==== Extracted data
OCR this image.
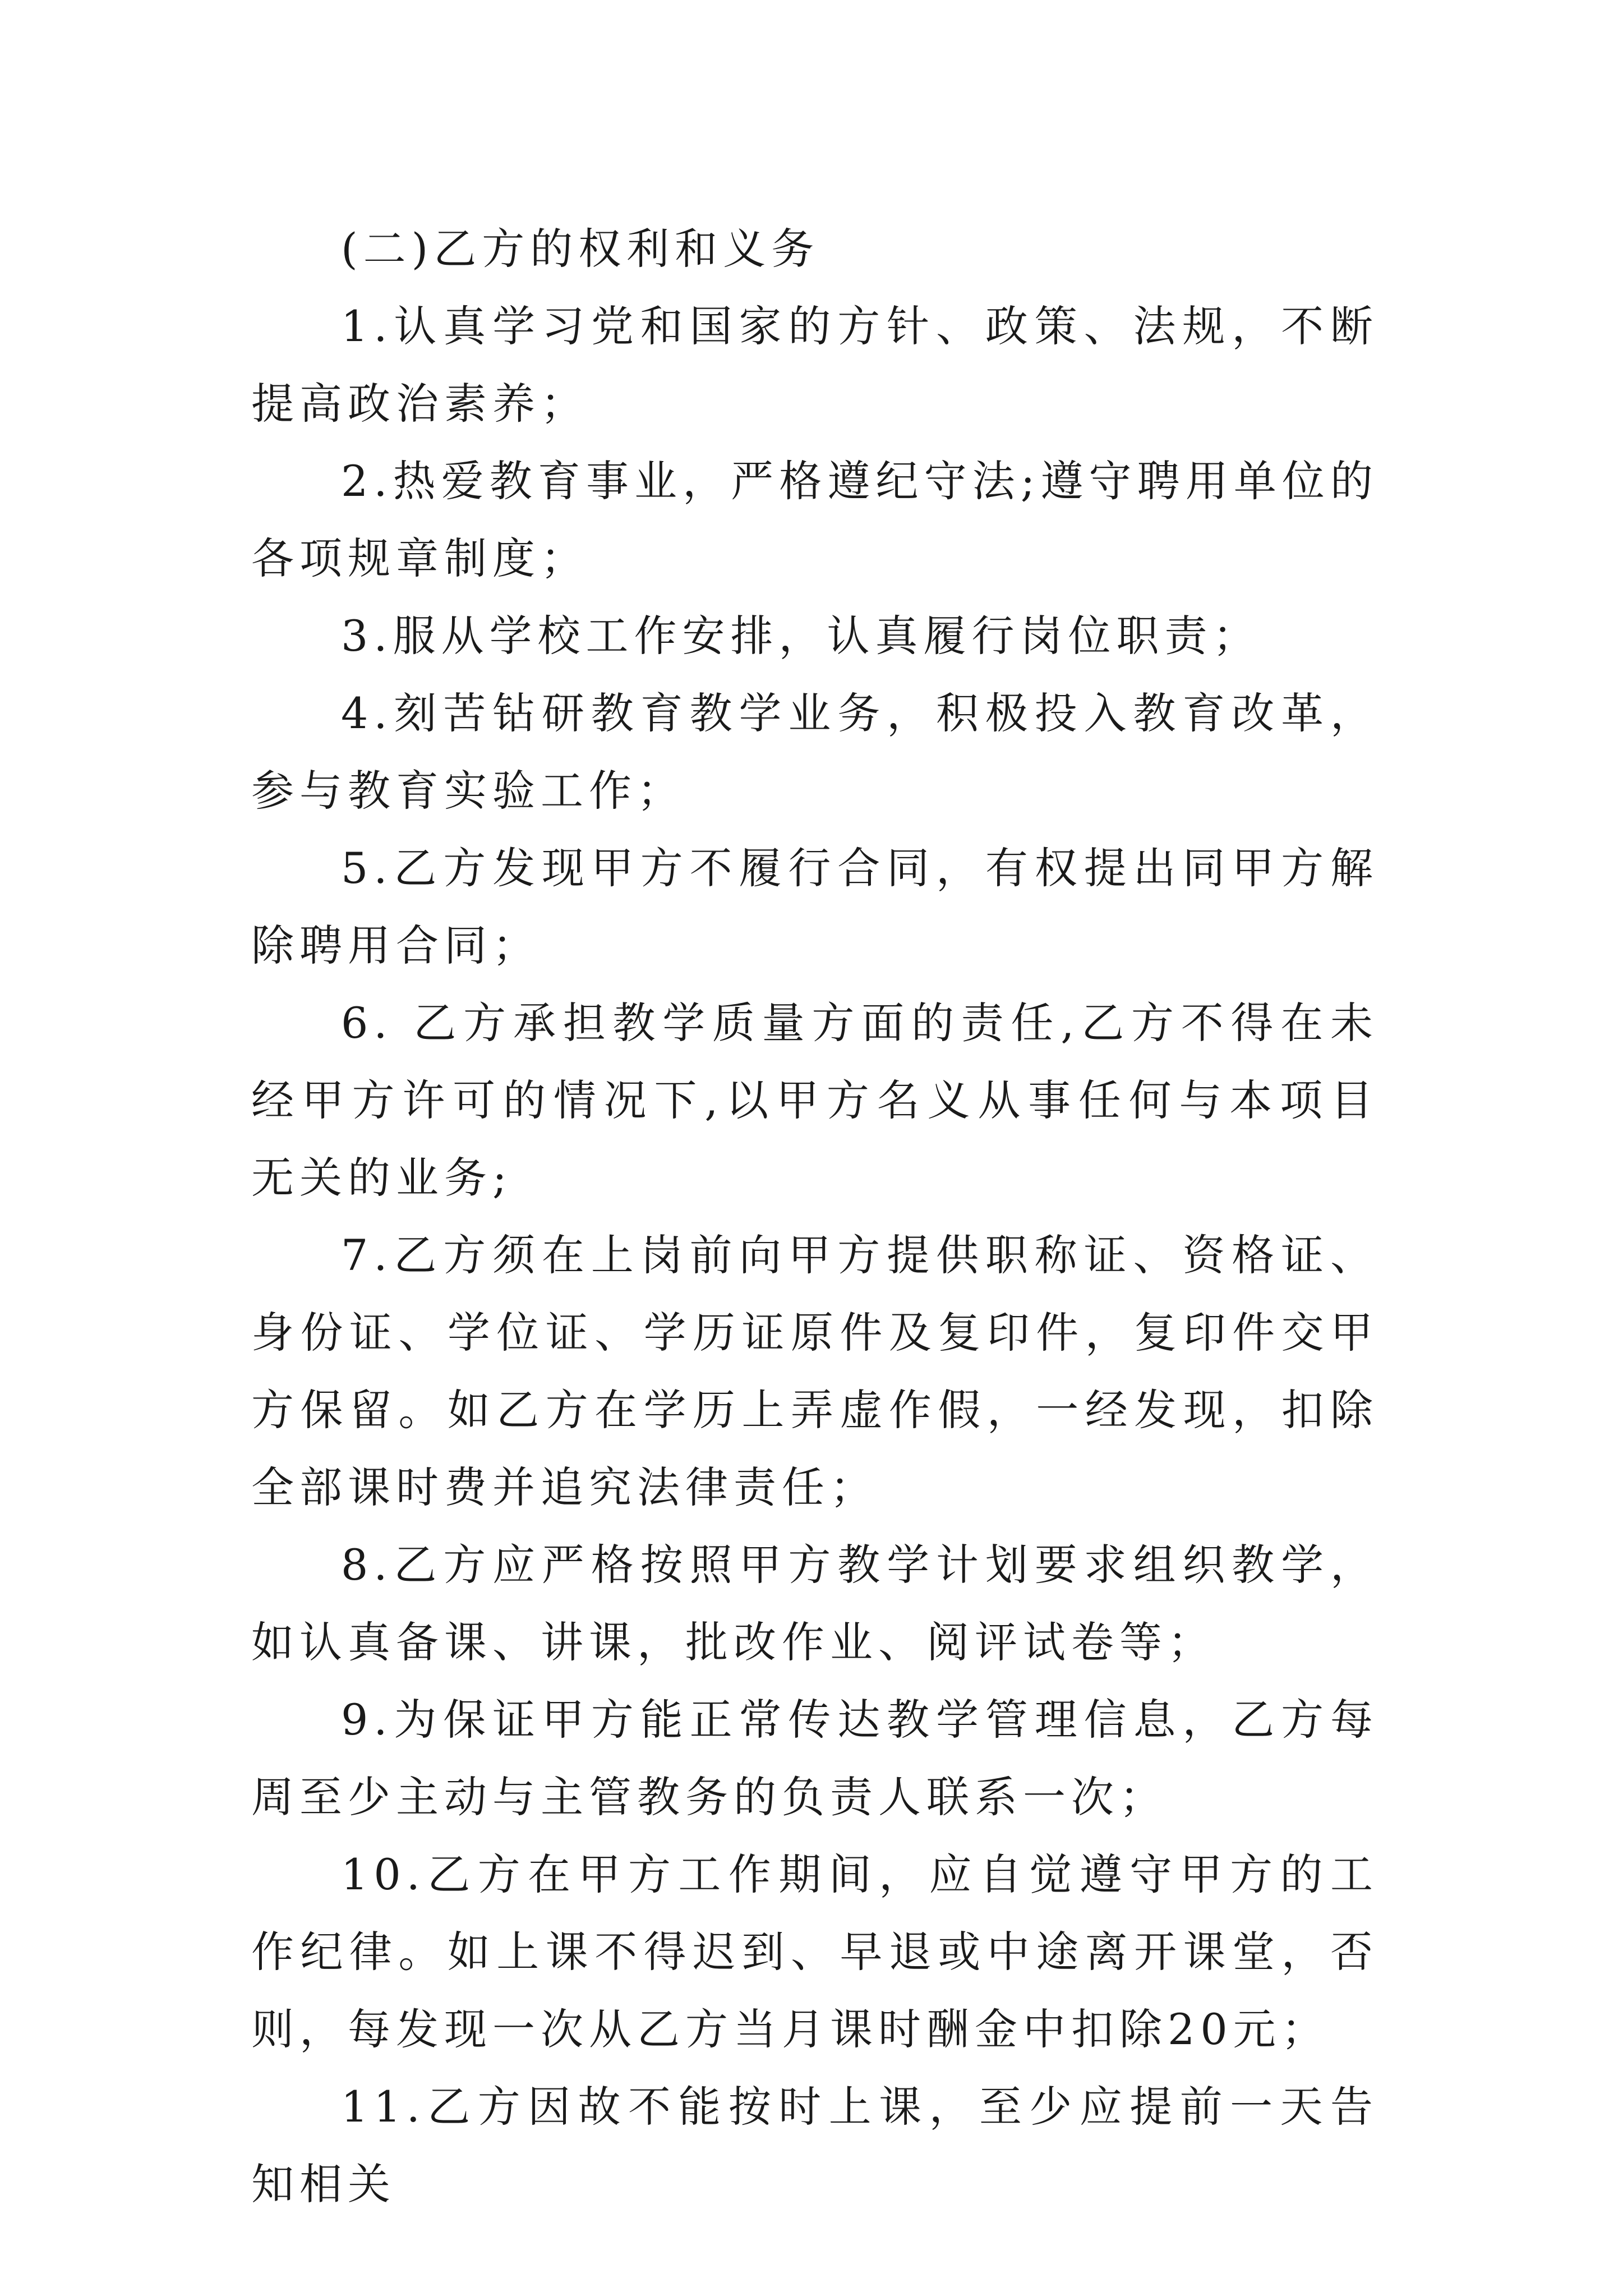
(二)乙方的权利和义务

1.认真学习党和国家的方针、政策、法规，不断提高政治素养；

2.热爱教育事业，严格遵纪守法;遵守聘用单位的各项规章制度；

3.服从学校工作安排，认真履行岗位职责；

4.刻苦钻研教育教学业务，积极投入教育改革，参与教育实验工作；

5.乙方发现甲方不履行合同，有权提出同甲方解除聘用合同；

6. 乙方承担教学质量方面的责任,乙方不得在未经甲方许可的情况下,以甲方名义从事任何与本项目无关的业务;

7.乙方须在上岗前向甲方提供职称证、资格证、身份证、学位证、学历证原件及复印件，复印件交甲方保留。如乙方在学历上弄虚作假，一经发现，扣除全部课时费并追究法律责任；

8.乙方应严格按照甲方教学计划要求组织教学，如认真备课、讲课，批改作业、阅评试卷等；

9.为保证甲方能正常传达教学管理信息，乙方每周至少主动与主管教务的负责人联系一次；

10.乙方在甲方工作期间，应自觉遵守甲方的工作纪律。如上课不得迟到、早退或中途离开课堂，否则，每发现一次从乙方当月课时酬金中扣除20元；

11.乙方因故不能按时上课，至少应提前一天告知相关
========
* **Goal**
Every entry above should be duplicated exactly. Do not include the images.

* **Task response**
OCR this image.
(二)乙方的权利和义务

1.认真学习党和国家的方针、政策、法规，不断提高政治素养；

2.热爱教育事业，严格遵纪守法;遵守聘用单位的各项规章制度；

3.服从学校工作安排，认真履行岗位职责；

4.刻苦钻研教育教学业务，积极投入教育改革，参与教育实验工作；

5.乙方发现甲方不履行合同，有权提出同甲方解除聘用合同；

6. 乙方承担教学质量方面的责任,乙方不得在未经甲方许可的情况下,以甲方名义从事任何与本项目无关的业务;

7.乙方须在上岗前向甲方提供职称证、资格证、身份证、学位证、学历证原件及复印件，复印件交甲方保留。如乙方在学历上弄虚作假，一经发现，扣除全部课时费并追究法律责任；

8.乙方应严格按照甲方教学计划要求组织教学，如认真备课、讲课，批改作业、阅评试卷等；

9.为保证甲方能正常传达教学管理信息，乙方每周至少主动与主管教务的负责人联系一次；

10.乙方在甲方工作期间，应自觉遵守甲方的工作纪律。如上课不得迟到、早退或中途离开课堂，否则，每发现一次从乙方当月课时酬金中扣除20元；

11.乙方因故不能按时上课，至少应提前一天告知相关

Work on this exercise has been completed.